[Stored records]
-- Start --

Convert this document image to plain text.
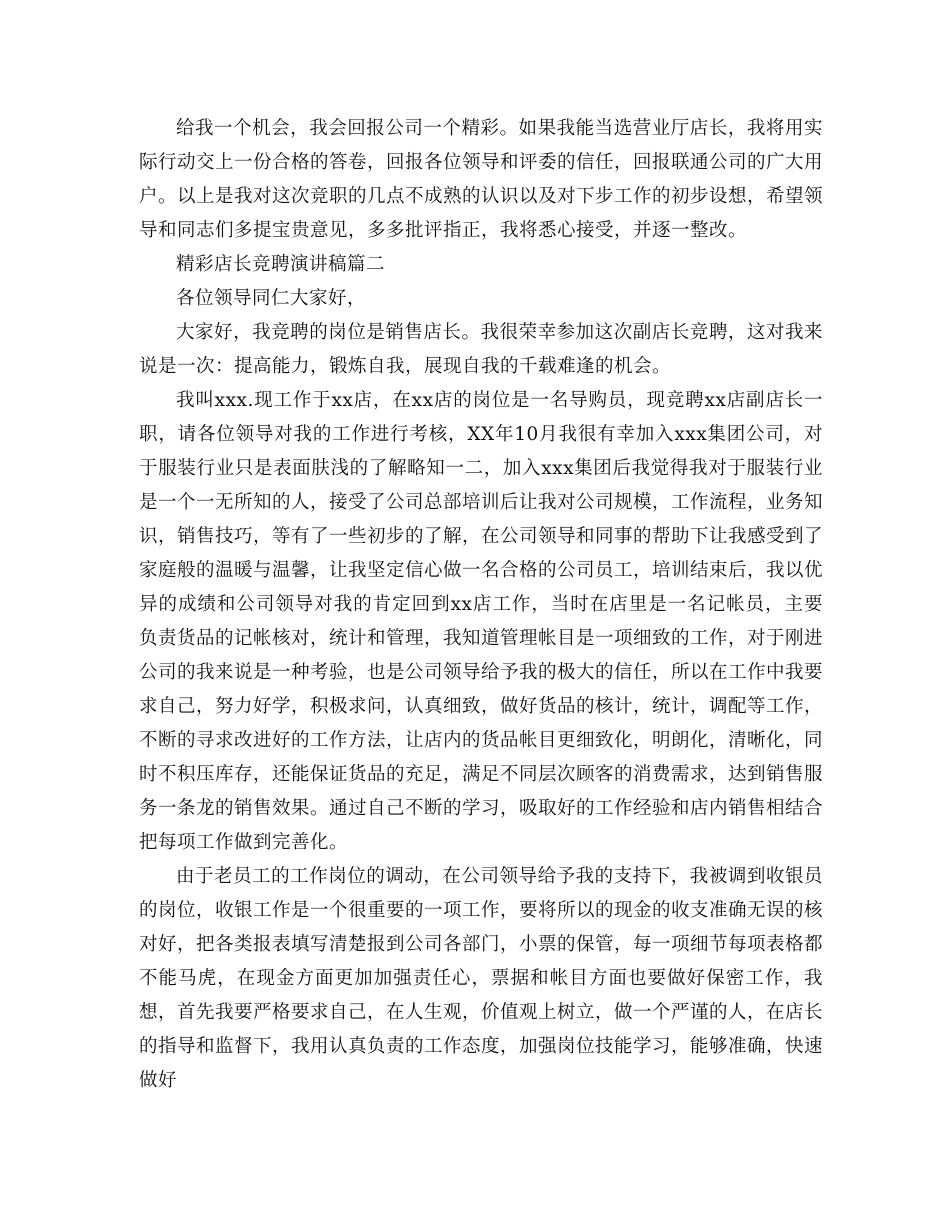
给我一个机会，我会回报公司一个精彩。如果我能当选营业厅店长，我将用实际行动交上一份合格的答卷，回报各位领导和评委的信任，回报联通公司的广大用户。以上是我对这次竞职的几点不成熟的认识以及对下步工作的初步设想，希望领导和同志们多提宝贵意见，多多批评指正，我将悉心接受，并逐一整改。

精彩店长竞聘演讲稿篇二

各位领导同仁大家好，

大家好，我竞聘的岗位是销售店长。我很荣幸参加这次副店长竞聘，这对我来说是一次：提高能力，锻炼自我，展现自我的千载难逢的机会。

我叫xxx.现工作于xx店，在xx店的岗位是一名导购员，现竞聘xx店副店长一职，请各位领导对我的工作进行考核，XX年10月我很有幸加入xxx集团公司，对于服装行业只是表面肤浅的了解略知一二，加入xxx集团后我觉得我对于服装行业是一个一无所知的人，接受了公司总部培训后让我对公司规模，工作流程，业务知识，销售技巧，等有了一些初步的了解，在公司领导和同事的帮助下让我感受到了家庭般的温暖与温馨，让我坚定信心做一名合格的公司员工，培训结束后，我以优异的成绩和公司领导对我的肯定回到xx店工作，当时在店里是一名记帐员，主要负责货品的记帐核对，统计和管理，我知道管理帐目是一项细致的工作，对于刚进公司的我来说是一种考验，也是公司领导给予我的极大的信任，所以在工作中我要求自己，努力好学，积极求问，认真细致，做好货品的核计，统计，调配等工作，不断的寻求改进好的工作方法，让店内的货品帐目更细致化，明朗化，清晰化，同时不积压库存，还能保证货品的充足，满足不同层次顾客的消费需求，达到销售服务一条龙的销售效果。通过自己不断的学习，吸取好的工作经验和店内销售相结合把每项工作做到完善化。

由于老员工的工作岗位的调动，在公司领导给予我的支持下，我被调到收银员的岗位，收银工作是一个很重要的一项工作，要将所以的现金的收支准确无误的核对好，把各类报表填写清楚报到公司各部门，小票的保管，每一项细节每项表格都不能马虎，在现金方面更加加强责任心，票据和帐目方面也要做好保密工作，我想，首先我要严格要求自己，在人生观，价值观上树立，做一个严谨的人，在店长的指导和监督下，我用认真负责的工作态度，加强岗位技能学习，能够准确，快速做好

-- End --

Task:
Copy out the records above in full, exactly as written, but not the pictures.

Output of the task:
Convert this document image to plain text.
给我一个机会，我会回报公司一个精彩。如果我能当选营业厅店长，我将用实际行动交上一份合格的答卷，回报各位领导和评委的信任，回报联通公司的广大用户。以上是我对这次竞职的几点不成熟的认识以及对下步工作的初步设想，希望领导和同志们多提宝贵意见，多多批评指正，我将悉心接受，并逐一整改。

精彩店长竞聘演讲稿篇二

各位领导同仁大家好，

大家好，我竞聘的岗位是销售店长。我很荣幸参加这次副店长竞聘，这对我来说是一次：提高能力，锻炼自我，展现自我的千载难逢的机会。

我叫xxx.现工作于xx店，在xx店的岗位是一名导购员，现竞聘xx店副店长一职，请各位领导对我的工作进行考核，XX年10月我很有幸加入xxx集团公司，对于服装行业只是表面肤浅的了解略知一二，加入xxx集团后我觉得我对于服装行业是一个一无所知的人，接受了公司总部培训后让我对公司规模，工作流程，业务知识，销售技巧，等有了一些初步的了解，在公司领导和同事的帮助下让我感受到了家庭般的温暖与温馨，让我坚定信心做一名合格的公司员工，培训结束后，我以优异的成绩和公司领导对我的肯定回到xx店工作，当时在店里是一名记帐员，主要负责货品的记帐核对，统计和管理，我知道管理帐目是一项细致的工作，对于刚进公司的我来说是一种考验，也是公司领导给予我的极大的信任，所以在工作中我要求自己，努力好学，积极求问，认真细致，做好货品的核计，统计，调配等工作，不断的寻求改进好的工作方法，让店内的货品帐目更细致化，明朗化，清晰化，同时不积压库存，还能保证货品的充足，满足不同层次顾客的消费需求，达到销售服务一条龙的销售效果。通过自己不断的学习，吸取好的工作经验和店内销售相结合把每项工作做到完善化。

由于老员工的工作岗位的调动，在公司领导给予我的支持下，我被调到收银员的岗位，收银工作是一个很重要的一项工作，要将所以的现金的收支准确无误的核对好，把各类报表填写清楚报到公司各部门，小票的保管，每一项细节每项表格都不能马虎，在现金方面更加加强责任心，票据和帐目方面也要做好保密工作，我想，首先我要严格要求自己，在人生观，价值观上树立，做一个严谨的人，在店长的指导和监督下，我用认真负责的工作态度，加强岗位技能学习，能够准确，快速做好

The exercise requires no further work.